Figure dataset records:
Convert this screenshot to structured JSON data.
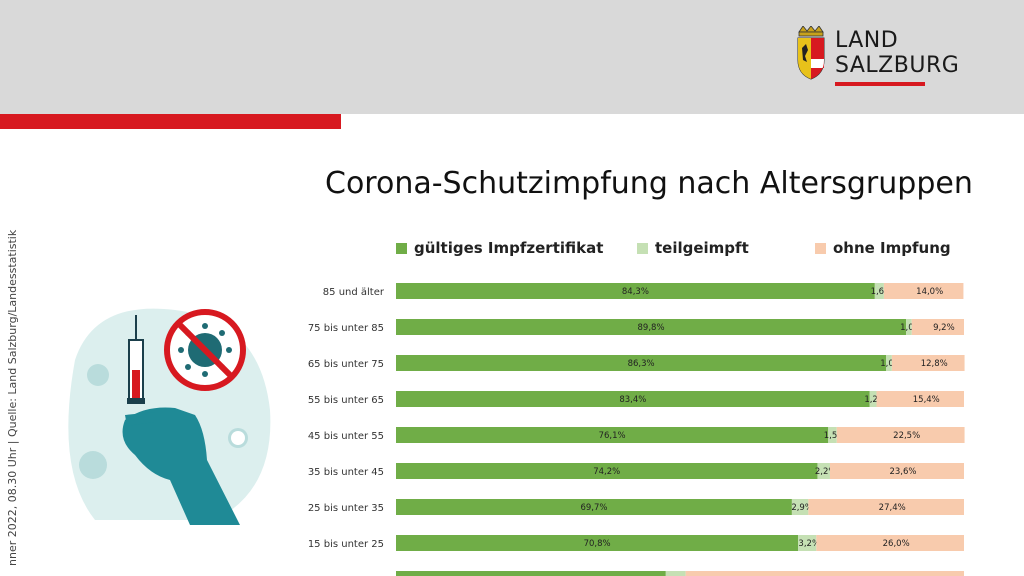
{
  "logo": {
    "line1": "LAND",
    "line2": "SALZBURG"
  },
  "side_text": "nner 2022, 08.30 Uhr | Quelle: Land Salzburg/Landesstatistik",
  "colors": {
    "vaccinated": "#70ad47",
    "partial": "#c5e0b4",
    "none": "#f8cbad",
    "red": "#d71920",
    "header": "#d9d9d9",
    "teal": "#1f8a96"
  },
  "chart_data": {
    "type": "bar",
    "orientation": "horizontal",
    "stacked": true,
    "title": "Corona-Schutzimpfung nach Altersgruppen",
    "legend_position": "top",
    "categories": [
      "85 und älter",
      "75 bis unter 85",
      "65 bis unter 75",
      "55 bis unter 65",
      "45 bis unter 55",
      "35 bis unter 45",
      "25 bis unter 35",
      "15 bis unter 25"
    ],
    "series": [
      {
        "name": "gültiges Impfzertifikat",
        "values": [
          84.3,
          89.8,
          86.3,
          83.4,
          76.1,
          74.2,
          69.7,
          70.8
        ],
        "labels": [
          "84,3%",
          "89,8%",
          "86,3%",
          "83,4%",
          "76,1%",
          "74,2%",
          "69,7%",
          "70,8%"
        ]
      },
      {
        "name": "teilgeimpft",
        "values": [
          1.6,
          1.0,
          1.0,
          1.2,
          1.5,
          2.2,
          2.9,
          3.2
        ],
        "labels": [
          "1,6%",
          "1,0%",
          "1,0%",
          "1,2%",
          "1,5%",
          "2,2%",
          "2,9%",
          "3,2%"
        ]
      },
      {
        "name": "ohne Impfung",
        "values": [
          14.0,
          9.2,
          12.8,
          15.4,
          22.5,
          23.6,
          27.4,
          26.0
        ],
        "labels": [
          "14,0%",
          "9,2%",
          "12,8%",
          "15,4%",
          "22,5%",
          "23,6%",
          "27,4%",
          "26,0%"
        ]
      }
    ],
    "xlim": [
      0,
      100
    ]
  }
}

THE PROBLEM: Copy out every line of the material above exactly, skipping the pictures.

SOLUTION:
Convert this screenshot to structured JSON data.
{
  "logo": {
    "line1": "LAND",
    "line2": "SALZBURG"
  },
  "side_text": "nner 2022, 08.30 Uhr | Quelle: Land Salzburg/Landesstatistik",
  "colors": {
    "vaccinated": "#70ad47",
    "partial": "#c5e0b4",
    "none": "#f8cbad",
    "red": "#d71920",
    "header": "#d9d9d9",
    "teal": "#1f8a96"
  },
  "chart_data": {
    "type": "bar",
    "orientation": "horizontal",
    "stacked": true,
    "title": "Corona-Schutzimpfung nach Altersgruppen",
    "legend_position": "top",
    "categories": [
      "85 und älter",
      "75 bis unter 85",
      "65 bis unter 75",
      "55 bis unter 65",
      "45 bis unter 55",
      "35 bis unter 45",
      "25 bis unter 35",
      "15 bis unter 25"
    ],
    "series": [
      {
        "name": "gültiges Impfzertifikat",
        "values": [
          84.3,
          89.8,
          86.3,
          83.4,
          76.1,
          74.2,
          69.7,
          70.8
        ],
        "labels": [
          "84,3%",
          "89,8%",
          "86,3%",
          "83,4%",
          "76,1%",
          "74,2%",
          "69,7%",
          "70,8%"
        ]
      },
      {
        "name": "teilgeimpft",
        "values": [
          1.6,
          1.0,
          1.0,
          1.2,
          1.5,
          2.2,
          2.9,
          3.2
        ],
        "labels": [
          "1,6%",
          "1,0%",
          "1,0%",
          "1,2%",
          "1,5%",
          "2,2%",
          "2,9%",
          "3,2%"
        ]
      },
      {
        "name": "ohne Impfung",
        "values": [
          14.0,
          9.2,
          12.8,
          15.4,
          22.5,
          23.6,
          27.4,
          26.0
        ],
        "labels": [
          "14,0%",
          "9,2%",
          "12,8%",
          "15,4%",
          "22,5%",
          "23,6%",
          "27,4%",
          "26,0%"
        ]
      }
    ],
    "xlim": [
      0,
      100
    ]
  }
}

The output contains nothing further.